* BEGIN DATA FOR THIS EXERCISE *
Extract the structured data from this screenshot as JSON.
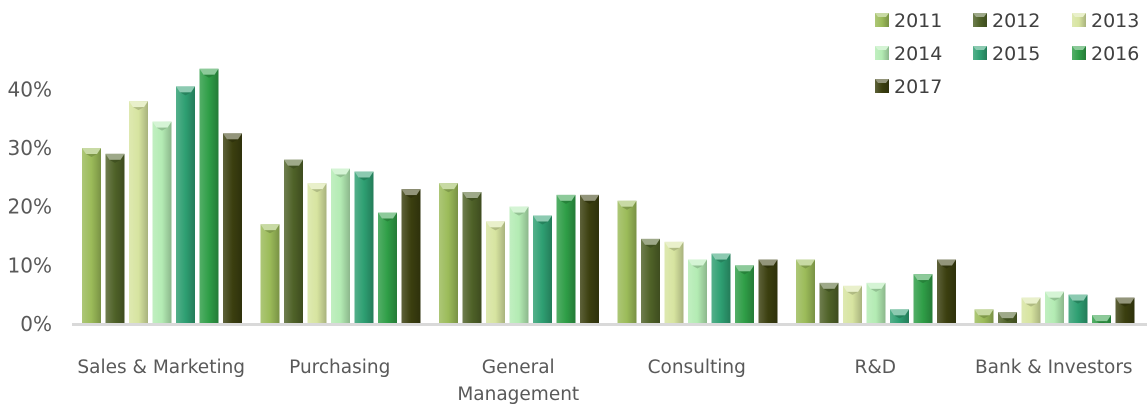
{
  "chart_data": {
    "type": "bar",
    "categories": [
      "Sales & Marketing",
      "Purchasing",
      "General Management",
      "Consulting",
      "R&D",
      "Bank & Investors"
    ],
    "category_lines": [
      [
        "Sales & Marketing"
      ],
      [
        "Purchasing"
      ],
      [
        "General",
        "Management"
      ],
      [
        "Consulting"
      ],
      [
        "R&D"
      ],
      [
        "Bank & Investors"
      ]
    ],
    "series": [
      {
        "name": "2011",
        "color": "#9BBB59",
        "values": [
          30,
          17,
          24,
          21,
          11,
          2.5
        ]
      },
      {
        "name": "2012",
        "color": "#4F6228",
        "values": [
          29,
          28,
          22.5,
          14.5,
          7,
          2
        ]
      },
      {
        "name": "2013",
        "color": "#D7E4A0",
        "values": [
          38,
          24,
          17.5,
          14,
          6.5,
          4.5
        ]
      },
      {
        "name": "2014",
        "color": "#B3EBB3",
        "values": [
          34.5,
          26.5,
          20,
          11,
          7,
          5.5
        ]
      },
      {
        "name": "2015",
        "color": "#2E9F72",
        "values": [
          40.5,
          26,
          18.5,
          12,
          2.5,
          5
        ]
      },
      {
        "name": "2016",
        "color": "#2F9E47",
        "values": [
          43.5,
          19,
          22,
          10,
          8.5,
          1.5
        ]
      },
      {
        "name": "2017",
        "color": "#3B3F0F",
        "values": [
          32.5,
          23,
          22,
          11,
          11,
          4.5
        ]
      }
    ],
    "ylim": [
      0,
      45
    ],
    "yticks": [
      0,
      10,
      20,
      30,
      40
    ],
    "ytick_labels": [
      "0%",
      "10%",
      "20%",
      "30%",
      "40%"
    ],
    "grid": false,
    "legend_position": "top-right",
    "title": "",
    "xlabel": "",
    "ylabel": ""
  }
}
* END DATA FOR THIS EXERCISE *
Give a single number: the count of lines above that include the word "name".

7